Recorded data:
- - - - -
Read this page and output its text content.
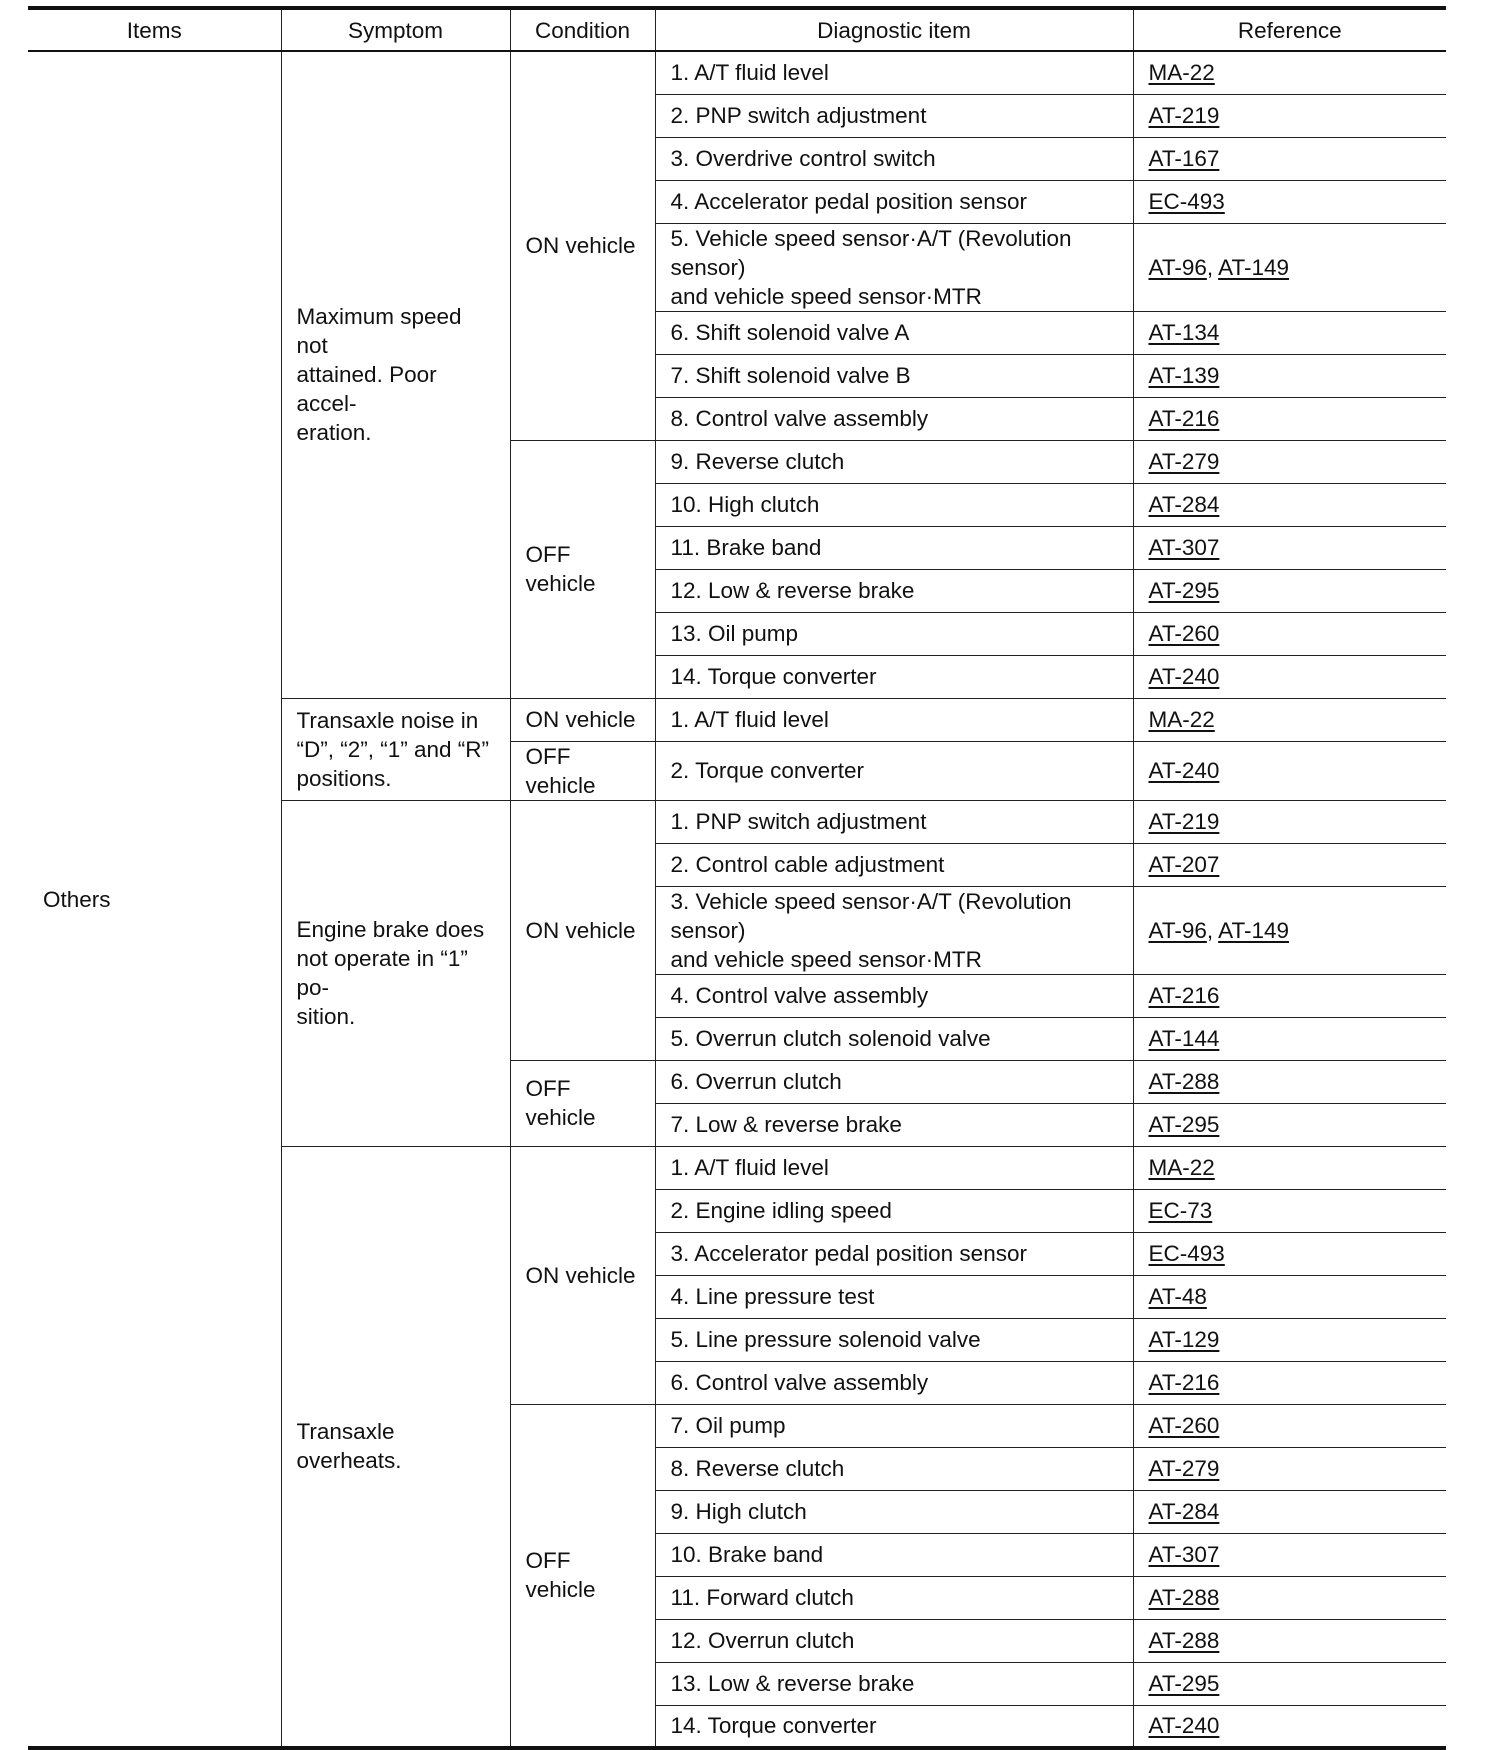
Items	Symptom	Condition	Diagnostic item	Reference
Others	Maximum speed not
attained. Poor accel-
eration.	ON vehicle	1. A/T fluid level	MA-22

			2. PNP switch adjustment	AT-219

			3. Overdrive control switch	AT-167

			4. Accelerator pedal position sensor	EC-493

			5. Vehicle speed sensor·A/T (Revolution sensor)
and vehicle speed sensor·MTR	AT-96, AT-149

			6. Shift solenoid valve A	AT-134

			7. Shift solenoid valve B	AT-139

			8. Control valve assembly	AT-216
		OFF vehicle	9. Reverse clutch	AT-279

			10. High clutch	AT-284

			11. Brake band	AT-307

			12. Low & reverse brake	AT-295

			13. Oil pump	AT-260

			14. Torque converter	AT-240
	Transaxle noise in
“D”, “2”, “1” and “R”
positions.	ON vehicle	1. A/T fluid level	MA-22
		OFF vehicle	2. Torque converter	AT-240
	Engine brake does
not operate in “1” po-
sition.	ON vehicle	1. PNP switch adjustment	AT-219

			2. Control cable adjustment	AT-207

			3. Vehicle speed sensor·A/T (Revolution sensor)
and vehicle speed sensor·MTR	AT-96, AT-149

			4. Control valve assembly	AT-216

			5. Overrun clutch solenoid valve	AT-144
		OFF vehicle	6. Overrun clutch	AT-288

			7. Low & reverse brake	AT-295
	Transaxle overheats.	ON vehicle	1. A/T fluid level	MA-22

			2. Engine idling speed	EC-73

			3. Accelerator pedal position sensor	EC-493

			4. Line pressure test	AT-48

			5. Line pressure solenoid valve	AT-129

			6. Control valve assembly	AT-216
		OFF vehicle	7. Oil pump	AT-260

			8. Reverse clutch	AT-279

			9. High clutch	AT-284

			10. Brake band	AT-307

			11. Forward clutch	AT-288

			12. Overrun clutch	AT-288

			13. Low & reverse brake	AT-295

			14. Torque converter	AT-240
- - - - -
__Given task__:
Select every line above that contains the word "Engine", and copy it.

__Completed exercise__:
	Engine brake does
			2. Engine idling speed	EC-73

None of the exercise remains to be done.